**À FAIRE:**
**1.** Traduisez en anglais cette phrase de l'extrait du document : « Le président du CRIF a encouragé les descendants des familles juives réfugiées à Châteaumeillant à déposer des demandes de reconnaissance de Justes de France. »
**2.** D'après l'extrait du document, combien d'emplois la petite entreprise d'Ida et Marcel Apeloig a-t-elle créés ?
**3.** Réécrivez le passage de l'extrait du document en partant de « Il a souligné » et en allant jusqu'à « depuis la France. », avec « souligné » remplacé par « rappelé ».

**EXTRAIT DU DOCUMENT:**
★ ★ ★ ★
Il a souligné toutefois que la particularité française du nombre comparativement faible de la proportion de déportation ne peut faire oublier les 76 000 juifs français ou étrangers déportés depuis la France.
Le président du CRIF a encouragé les descendants des familles juives réfugiées à Châteaumeillant à déposer des demandes de reconnaissance de Justes de France.
En 1973, lorsque le CES Pailleron du 19ème arrondissement de Paris prend feu et qu’y décède le fils de ses amis, le jeune Eric Bakon, Ida Apeloig entreprend une démarche engagée et citoyenne auprès des tribunaux pour que les établissements scolaires bâti avec les mêmes matériaux extrêmement inflammables et dangereux soient interdits. Deux collèges de Vitry sur Seine doivent fermer leurs portes suite à cette action, pour garantir la sécurité des élèves. Ida Apeloig est une femme habitée par la justice…
En 1977 Ida et Marcel Apeloig s’installent à Choisy le Roi ou ils créent une station technique diffusant du matériel Sony. Son mari gère les aspects technologiques et Ida dont le sens des relations humaines est aigu s’occupe des rapports avec les employés et la clientèle. Leur petite entreprise a crée 25 emplois en faisant appel à l’ANPE. Ces gens venant de tous les pays, à et qui elle a fait confiance, protégés par cette structure d’entreprise plutôt familiale continuent pour certains d’entre eux d’être présents à ses côtés.
En 30 ans de résidence dans cette agglomération de la banlieue parisienne, des liens forts et pérennes se sont tissés avec le Maire Daniel Davisse, présent lors de la cérémonie du 30 mars, dont les deux parents juifs allemands ont été déportés sans retour à Auschwitz-Birkenau.
★ ★ ★ ★
**CONTENU DES DONNÉES:**
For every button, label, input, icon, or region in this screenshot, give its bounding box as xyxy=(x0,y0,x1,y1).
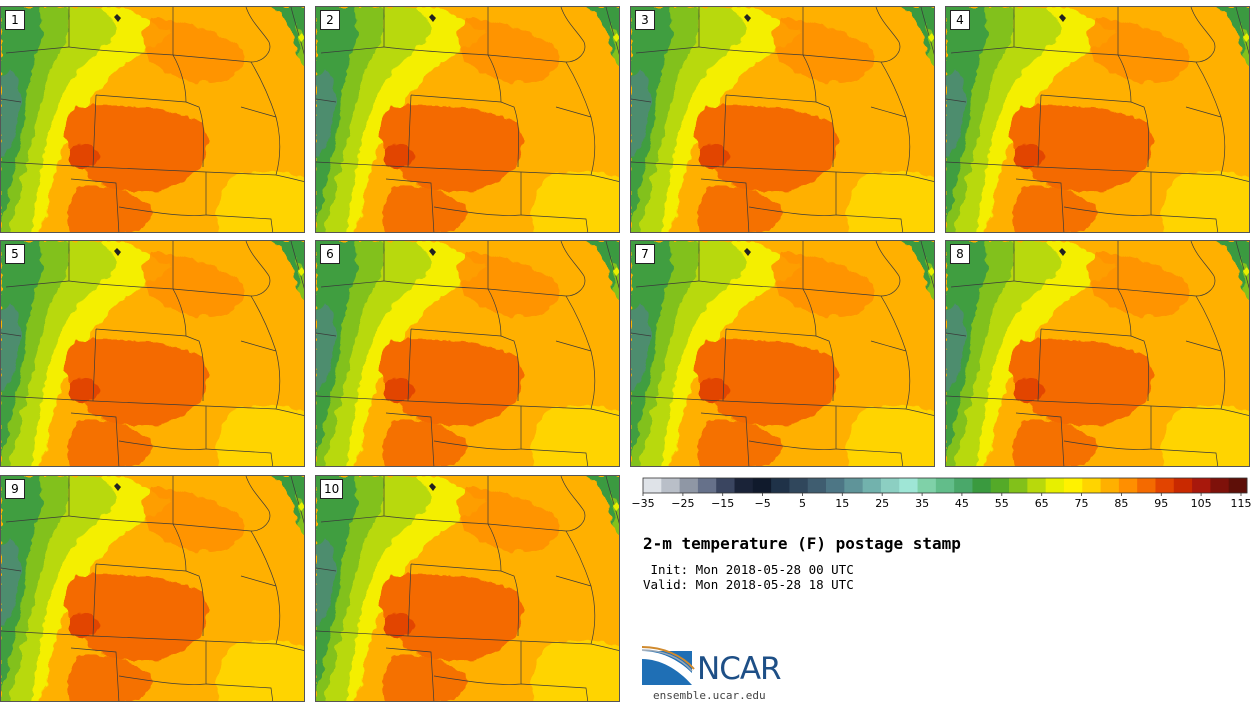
★ ★ ★ ★
**RÉPONSES DANS L'ORDRE:**
**1.** The president of the CRIF encouraged the descendants of the Jewish families who took refuge in Châteaumeillant to file applications for recognition as Righteous of France.

**2.** 25 emplois.

**3.**
Il a rappelé toutefois que la particularité française du nombre comparativement faible de la proportion de déportation ne peut faire oublier les 76 000 juifs français ou étrangers déportés depuis la France.